Records for the task ::

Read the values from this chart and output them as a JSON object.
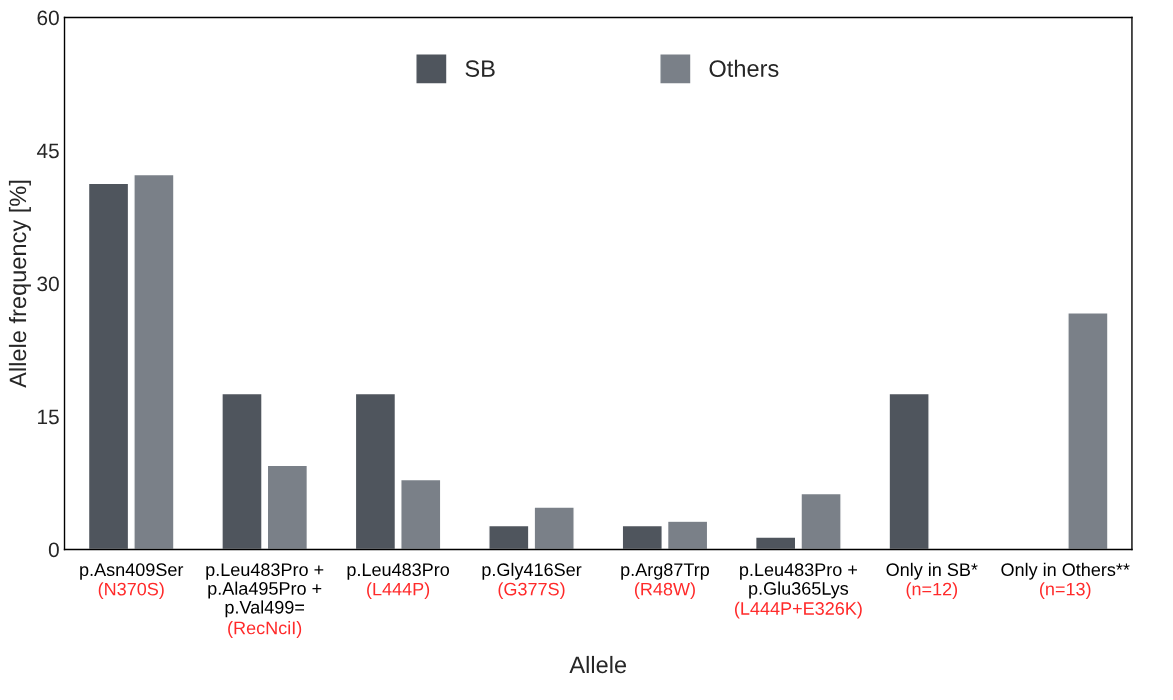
{
  "chart_data": {
    "type": "bar",
    "xlabel": "Allele",
    "ylabel": "Allele frequency [%]",
    "categories": [
      "p.Asn409Ser\n(N370S)",
      "p.Leu483Pro +\np.Ala495Pro +\np.Val499=\n(RecNciI)",
      "p.Leu483Pro\n(L444P)",
      "p.Gly416Ser\n(G377S)",
      "p.Arg87Trp\n(R48W)",
      "p.Leu483Pro +\np.Glu365Lys\n(L444P+E326K)",
      "Only in SB*\n(n=12)",
      "Only in Others**\n(n=13)"
    ],
    "series": [
      {
        "name": "SB",
        "color": "#4f555d",
        "values": [
          41.3,
          17.6,
          17.6,
          2.7,
          2.7,
          1.4,
          17.6,
          null
        ]
      },
      {
        "name": "Others",
        "color": "#7a8088",
        "values": [
          42.3,
          9.5,
          7.9,
          4.8,
          3.2,
          6.3,
          null,
          26.7
        ]
      }
    ],
    "ylim": [
      0,
      60
    ],
    "yticks": [
      0,
      15,
      30,
      45,
      60
    ],
    "grid": false,
    "legend": "top"
  }
}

Stated problem :: Pick out every line above that holds the word "Allele" and copy it.

Exercise result ::
    "xlabel": "Allele",
    "ylabel": "Allele frequency [%]",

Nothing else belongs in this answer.